*TASK DIRECTIONS*.
Scan the listing below. Report each line that includes "initials".

*RECORDS FOR PROCESSING*.
☆ ☆ ☆ ☆

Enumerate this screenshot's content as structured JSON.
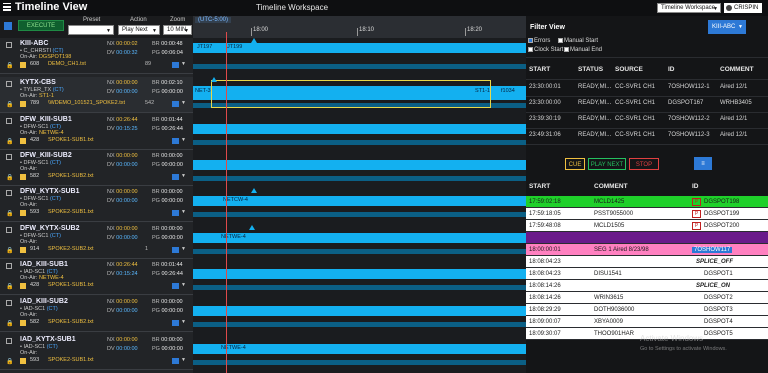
{
  "app": {
    "title": "Timeline View",
    "workspace_title": "Timeline Workspace",
    "workspace_select": "Timeline Workspace",
    "user": "CRISPIN"
  },
  "controls": {
    "execute_label": "EXECUTE",
    "preset_label": "Preset",
    "preset_value": "",
    "action_label": "Action",
    "action_value": "Play Next",
    "zoom_label": "Zoom",
    "zoom_value": "10 MIN"
  },
  "channels": [
    {
      "name": "KIII-ABC",
      "chan": "C_CHRSTI",
      "ct": "(CT)",
      "onair_label": "On-Air:",
      "onair": "DGSPOT198",
      "num": "608",
      "file": "DEMO_CH1.txt",
      "nx": "00:00:02",
      "dv": "00:00:32",
      "br": "00:00:48",
      "pg": "00:06:04",
      "extra": "89"
    },
    {
      "name": "KYTX-CBS",
      "chan": "TYLER_TX",
      "ct": "(CT)",
      "onair_label": "On-Air:",
      "onair": "ST1-1",
      "num": "789",
      "file": "\\WDEMO_101521_SPOKE2.txt",
      "nx": "00:00:00",
      "dv": "00:00:00",
      "br": "00:02:10",
      "pg": "00:00:00",
      "extra": "542"
    },
    {
      "name": "DFW_KIII-SUB1",
      "chan": "DFW-SC1",
      "ct": "(CT)",
      "onair_label": "On-Air:",
      "onair": "NETWE-4",
      "num": "428",
      "file": "SPOKE1-SUB1.txt",
      "nx": "00:26:44",
      "dv": "00:15:25",
      "br": "00:01:44",
      "pg": "00:26:44",
      "extra": ""
    },
    {
      "name": "DFW_KIII-SUB2",
      "chan": "DFW-SC1",
      "ct": "(CT)",
      "onair_label": "On-Air:",
      "onair": "",
      "num": "582",
      "file": "SPOKE1-SUB2.txt",
      "nx": "00:00:00",
      "dv": "00:00:00",
      "br": "00:00:00",
      "pg": "00:00:00",
      "extra": ""
    },
    {
      "name": "DFW_KYTX-SUB1",
      "chan": "DFW-SC1",
      "ct": "(CT)",
      "onair_label": "On-Air:",
      "onair": "",
      "num": "593",
      "file": "SPOKE2-SUB1.txt",
      "nx": "00:00:00",
      "dv": "00:00:00",
      "br": "00:00:00",
      "pg": "00:00:00",
      "extra": ""
    },
    {
      "name": "DFW_KYTX-SUB2",
      "chan": "DFW-SC1",
      "ct": "(CT)",
      "onair_label": "On-Air:",
      "onair": "",
      "num": "914",
      "file": "SPOKE2-SUB2.txt",
      "nx": "00:00:00",
      "dv": "00:00:00",
      "br": "00:00:00",
      "pg": "00:00:00",
      "extra": "1"
    },
    {
      "name": "IAD_KIII-SUB1",
      "chan": "IAD-SC1",
      "ct": "(CT)",
      "onair_label": "On-Air:",
      "onair": "NETWE-4",
      "num": "428",
      "file": "SPOKE1-SUB1.txt",
      "nx": "00:26:44",
      "dv": "00:15:24",
      "br": "00:01:44",
      "pg": "00:26:44",
      "extra": ""
    },
    {
      "name": "IAD_KIII-SUB2",
      "chan": "IAD-SC1",
      "ct": "(CT)",
      "onair_label": "On-Air:",
      "onair": "",
      "num": "582",
      "file": "SPOKE1-SUB2.txt",
      "nx": "00:00:00",
      "dv": "00:00:00",
      "br": "00:00:00",
      "pg": "00:00:00",
      "extra": ""
    },
    {
      "name": "IAD_KYTX-SUB1",
      "chan": "IAD-SC1",
      "ct": "(CT)",
      "onair_label": "On-Air:",
      "onair": "",
      "num": "593",
      "file": "SPOKE2-SUB1.txt",
      "nx": "00:00:00",
      "dv": "00:00:00",
      "br": "00:00:00",
      "pg": "00:00:00",
      "extra": ""
    }
  ],
  "stat_labels": {
    "nx": "NX",
    "dv": "DV",
    "br": "BR",
    "pg": "PG"
  },
  "timeline": {
    "utc_label": "(UTC-5:00)",
    "ticks": [
      "18:00",
      "18:10",
      "18:20"
    ],
    "bar_labels": [
      "JT197",
      "JT199",
      "NET-3",
      "ST1-1",
      "f1034",
      "NETCW-4",
      "NETWE-4",
      "NETWE-4"
    ]
  },
  "panel": {
    "title": "Filter View",
    "filter_value": "KIII-ABC",
    "checks": [
      {
        "label": "Errors",
        "checked": true
      },
      {
        "label": "Manual Start",
        "checked": false
      },
      {
        "label": "Clock Start",
        "checked": false
      },
      {
        "label": "Manual End",
        "checked": false
      }
    ],
    "log_headers": [
      "START",
      "STATUS",
      "SOURCE",
      "ID",
      "COMMENT"
    ],
    "log_rows": [
      [
        "23:30:00:01",
        "READY,MI...",
        "CC-SVR1 CH1",
        "7OSHOW112-1",
        "Aired 12/1"
      ],
      [
        "23:30:00:00",
        "READY,MI...",
        "CC-SVR1 CH1",
        "DGSPOT167",
        "WRHB3405"
      ],
      [
        "23:39:30:19",
        "READY,MI...",
        "CC-SVR1 CH1",
        "7OSHOW112-2",
        "Aired 12/1"
      ],
      [
        "23:49:31:06",
        "READY,MI...",
        "CC-SVR1 CH1",
        "7OSHOW112-3",
        "Aired 12/1"
      ]
    ],
    "btn_cue": "CUE",
    "btn_play_next": "PLAY NEXT",
    "btn_stop": "STOP",
    "sched_headers": [
      "START",
      "COMMENT",
      "ID"
    ],
    "sched_rows": [
      {
        "start": "17:59:02:18",
        "comment": "MCLD1425",
        "id": "DGSPOT198",
        "badge": "P",
        "color": "#1fd02a"
      },
      {
        "start": "17:59:18:05",
        "comment": "PSST9055000",
        "id": "DGSPOT199",
        "badge": "P",
        "color": "#ffffff"
      },
      {
        "start": "17:59:48:08",
        "comment": "MCLD1505",
        "id": "DGSPOT200",
        "badge": "P",
        "color": "#ffffff"
      },
      {
        "start": "",
        "comment": "",
        "id": "",
        "badge": "",
        "color": "#6a1a8a"
      },
      {
        "start": "18:00:00:01",
        "comment": "SEG 1 Aired 8/23/98",
        "id": "7OSHOW117",
        "badge": "",
        "color": "#ff80c0"
      },
      {
        "start": "18:08:04:23",
        "comment": "",
        "id": "SPLICE_OFF",
        "badge": "",
        "color": "#ffffff"
      },
      {
        "start": "18:08:04:23",
        "comment": "DISU1541",
        "id": "DGSPOT1",
        "badge": "",
        "color": "#ffffff"
      },
      {
        "start": "18:08:14:26",
        "comment": "",
        "id": "SPLICE_ON",
        "badge": "",
        "color": "#ffffff"
      },
      {
        "start": "18:08:14:26",
        "comment": "WRIN3615",
        "id": "DGSPOT2",
        "badge": "",
        "color": "#ffffff"
      },
      {
        "start": "18:08:29:29",
        "comment": "DOTH9036000",
        "id": "DGSPOT3",
        "badge": "",
        "color": "#ffffff"
      },
      {
        "start": "18:09:00:07",
        "comment": "XBYA0009",
        "id": "DGSPOT4",
        "badge": "",
        "color": "#ffffff"
      },
      {
        "start": "18:09:30:07",
        "comment": "THOO901HAR",
        "id": "DGSPOT5",
        "badge": "",
        "color": "#ffffff"
      }
    ],
    "watermark": "Activate Windows",
    "watermark_sub": "Go to Settings to activate Windows."
  }
}
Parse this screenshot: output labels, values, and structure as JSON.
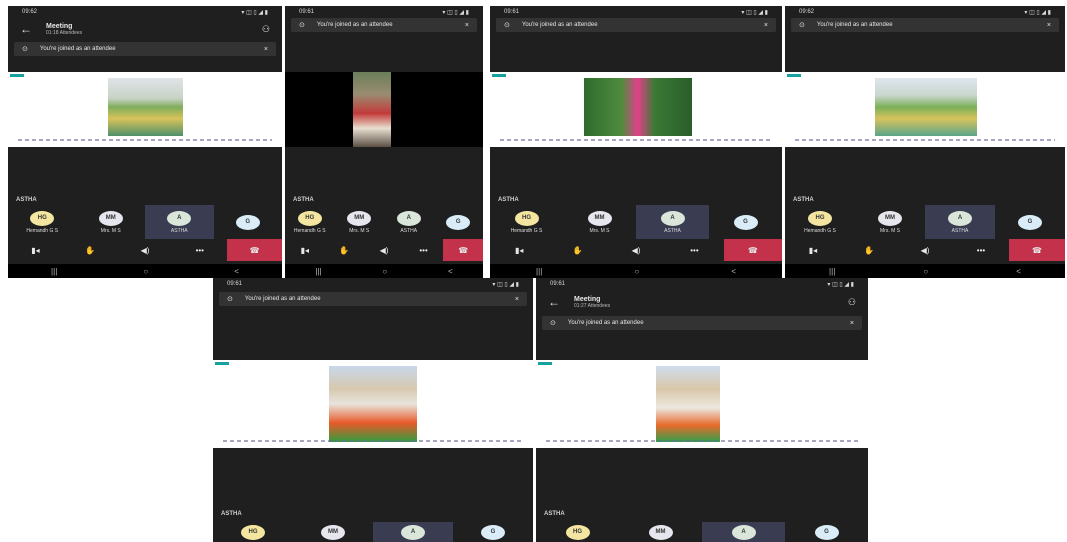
{
  "common": {
    "notice": "You're joined as an attendee",
    "presenter_section": "ASTHA",
    "back_icon": "←",
    "people_icon": "⚇",
    "close_icon": "×",
    "notice_icon": "⊙",
    "participants": [
      {
        "initials": "HG",
        "name": "Hemandh G S",
        "color": "#f4e6a0"
      },
      {
        "initials": "MM",
        "name": "Mrs. M S",
        "color": "#e6e6ee"
      },
      {
        "initials": "A",
        "name": "ASTHA",
        "color": "#d9e6d9"
      },
      {
        "initials": "G",
        "name": "",
        "color": "#d9ecf7"
      }
    ],
    "controls": [
      {
        "name": "video-off-icon",
        "glyph": "▮◂"
      },
      {
        "name": "hand-raise-icon",
        "glyph": "✋"
      },
      {
        "name": "speaker-icon",
        "glyph": "◀)"
      },
      {
        "name": "more-icon",
        "glyph": "•••"
      },
      {
        "name": "hang-up-icon",
        "glyph": "☎"
      }
    ],
    "navbar": [
      "|||",
      "○",
      "<"
    ]
  },
  "phones": [
    {
      "time": "09:62",
      "status": "▾ ◫ ▯ ◢ ▮",
      "meeting": {
        "title": "Meeting",
        "sub": "01:18 Attendees"
      }
    },
    {
      "time": "09:61",
      "status": "▾ ◫ ▯ ◢ ▮"
    },
    {
      "time": "09:61",
      "status": "▾ ◫ ▯ ◢ ▮"
    },
    {
      "time": "09:62",
      "status": "▾ ◫ ▯ ◢ ▮"
    },
    {
      "time": "09:61",
      "status": "▾ ◫ ▯ ◢ ▮"
    },
    {
      "time": "09:61",
      "status": "▾ ◫ ▯ ◢ ▮",
      "meeting": {
        "title": "Meeting",
        "sub": "01:27 Attendees"
      }
    }
  ]
}
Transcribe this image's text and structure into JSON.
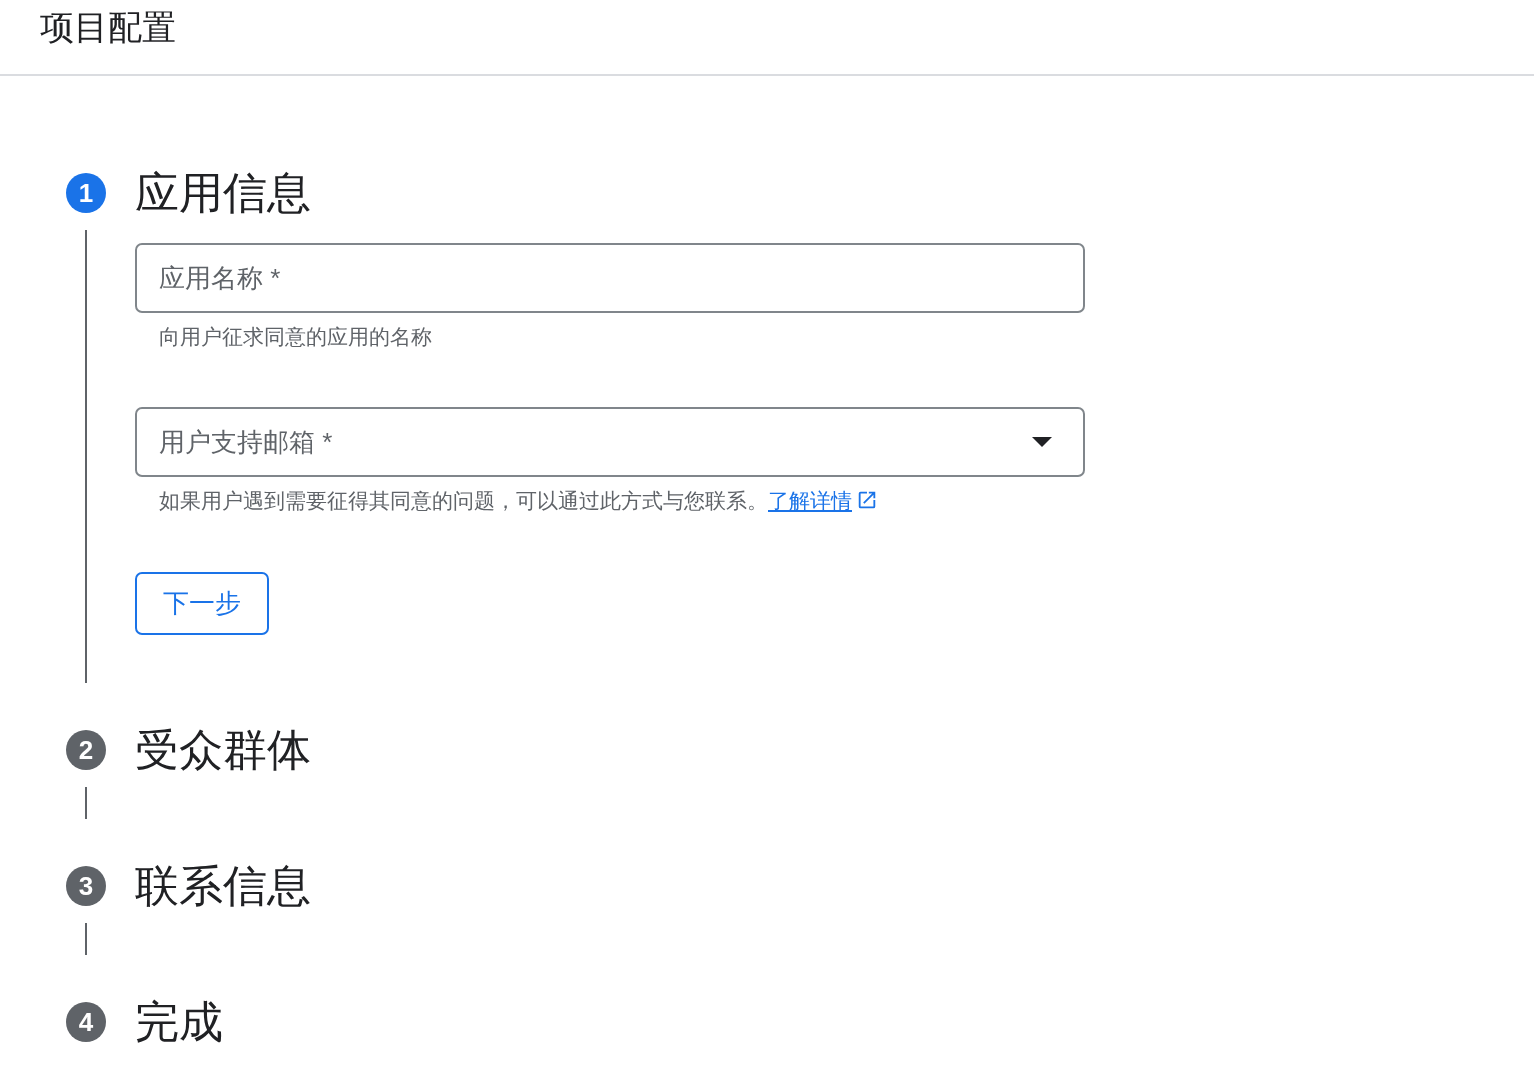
{
  "header": {
    "title": "项目配置"
  },
  "steps": [
    {
      "number": "1",
      "title": "应用信息",
      "selected": true,
      "fields": [
        {
          "kind": "text",
          "placeholder": "应用名称 *",
          "helper": "向用户征求同意的应用的名称"
        },
        {
          "kind": "select",
          "placeholder": "用户支持邮箱 *",
          "helper": "如果用户遇到需要征得其同意的问题，可以通过此方式与您联系。",
          "link": "了解详情"
        }
      ],
      "button": "下一步"
    },
    {
      "number": "2",
      "title": "受众群体",
      "selected": false
    },
    {
      "number": "3",
      "title": "联系信息",
      "selected": false
    },
    {
      "number": "4",
      "title": "完成",
      "selected": false
    }
  ]
}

☆ ☆ ☆ ☆

*RESULT OF THIS TASK*.
        "initials": "HG",
        "initials": "MM",
        "initials": "A",
        "initials": "G",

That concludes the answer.